▶ **Goal**: For the copy, please give all of the data again exactly and leave the pictures out.

▶ **Task material**:

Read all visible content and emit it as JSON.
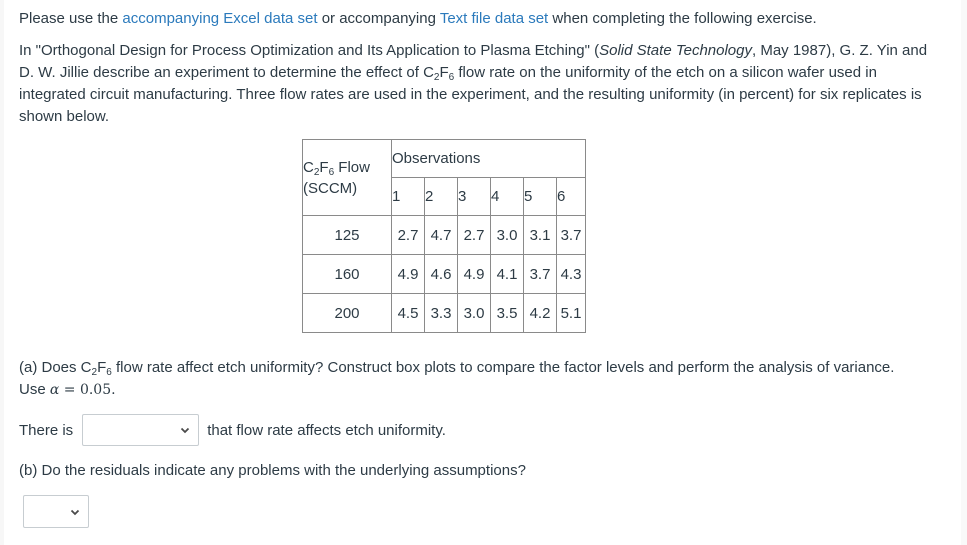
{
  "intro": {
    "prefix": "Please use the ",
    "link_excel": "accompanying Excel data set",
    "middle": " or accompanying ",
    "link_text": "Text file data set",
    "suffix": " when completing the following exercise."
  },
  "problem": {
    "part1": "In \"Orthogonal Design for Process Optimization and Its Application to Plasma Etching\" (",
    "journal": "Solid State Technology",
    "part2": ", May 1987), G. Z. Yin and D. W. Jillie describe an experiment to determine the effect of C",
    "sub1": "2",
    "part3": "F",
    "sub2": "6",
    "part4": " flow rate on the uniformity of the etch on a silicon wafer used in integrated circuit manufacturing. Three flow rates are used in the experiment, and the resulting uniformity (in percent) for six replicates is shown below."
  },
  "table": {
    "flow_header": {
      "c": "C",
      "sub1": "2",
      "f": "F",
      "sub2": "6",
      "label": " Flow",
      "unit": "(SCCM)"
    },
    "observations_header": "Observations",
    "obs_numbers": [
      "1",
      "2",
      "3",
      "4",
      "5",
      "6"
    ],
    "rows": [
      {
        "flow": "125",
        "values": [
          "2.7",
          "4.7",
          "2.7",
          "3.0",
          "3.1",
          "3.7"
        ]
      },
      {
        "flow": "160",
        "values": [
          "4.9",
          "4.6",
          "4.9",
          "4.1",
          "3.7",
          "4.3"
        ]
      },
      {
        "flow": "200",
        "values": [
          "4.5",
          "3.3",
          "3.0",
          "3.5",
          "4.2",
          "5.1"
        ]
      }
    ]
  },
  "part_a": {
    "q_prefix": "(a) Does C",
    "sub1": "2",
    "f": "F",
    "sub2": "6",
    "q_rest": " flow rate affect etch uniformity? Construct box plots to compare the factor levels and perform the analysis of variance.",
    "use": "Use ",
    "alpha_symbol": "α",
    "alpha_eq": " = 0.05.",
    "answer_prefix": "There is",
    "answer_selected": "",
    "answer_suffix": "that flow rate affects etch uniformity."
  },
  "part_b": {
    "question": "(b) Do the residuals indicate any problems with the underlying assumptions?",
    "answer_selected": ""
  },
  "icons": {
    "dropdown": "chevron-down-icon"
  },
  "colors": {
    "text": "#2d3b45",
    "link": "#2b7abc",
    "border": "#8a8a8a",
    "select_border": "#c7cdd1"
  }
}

▶ **Completed task**:
Read all visible content and emit it as JSON.
{
  "intro": {
    "prefix": "Please use the ",
    "link_excel": "accompanying Excel data set",
    "middle": " or accompanying ",
    "link_text": "Text file data set",
    "suffix": " when completing the following exercise."
  },
  "problem": {
    "part1": "In \"Orthogonal Design for Process Optimization and Its Application to Plasma Etching\" (",
    "journal": "Solid State Technology",
    "part2": ", May 1987), G. Z. Yin and D. W. Jillie describe an experiment to determine the effect of C",
    "sub1": "2",
    "part3": "F",
    "sub2": "6",
    "part4": " flow rate on the uniformity of the etch on a silicon wafer used in integrated circuit manufacturing. Three flow rates are used in the experiment, and the resulting uniformity (in percent) for six replicates is shown below."
  },
  "table": {
    "flow_header": {
      "c": "C",
      "sub1": "2",
      "f": "F",
      "sub2": "6",
      "label": " Flow",
      "unit": "(SCCM)"
    },
    "observations_header": "Observations",
    "obs_numbers": [
      "1",
      "2",
      "3",
      "4",
      "5",
      "6"
    ],
    "rows": [
      {
        "flow": "125",
        "values": [
          "2.7",
          "4.7",
          "2.7",
          "3.0",
          "3.1",
          "3.7"
        ]
      },
      {
        "flow": "160",
        "values": [
          "4.9",
          "4.6",
          "4.9",
          "4.1",
          "3.7",
          "4.3"
        ]
      },
      {
        "flow": "200",
        "values": [
          "4.5",
          "3.3",
          "3.0",
          "3.5",
          "4.2",
          "5.1"
        ]
      }
    ]
  },
  "part_a": {
    "q_prefix": "(a) Does C",
    "sub1": "2",
    "f": "F",
    "sub2": "6",
    "q_rest": " flow rate affect etch uniformity? Construct box plots to compare the factor levels and perform the analysis of variance.",
    "use": "Use ",
    "alpha_symbol": "α",
    "alpha_eq": " = 0.05.",
    "answer_prefix": "There is",
    "answer_selected": "",
    "answer_suffix": "that flow rate affects etch uniformity."
  },
  "part_b": {
    "question": "(b) Do the residuals indicate any problems with the underlying assumptions?",
    "answer_selected": ""
  },
  "icons": {
    "dropdown": "chevron-down-icon"
  },
  "colors": {
    "text": "#2d3b45",
    "link": "#2b7abc",
    "border": "#8a8a8a",
    "select_border": "#c7cdd1"
  }
}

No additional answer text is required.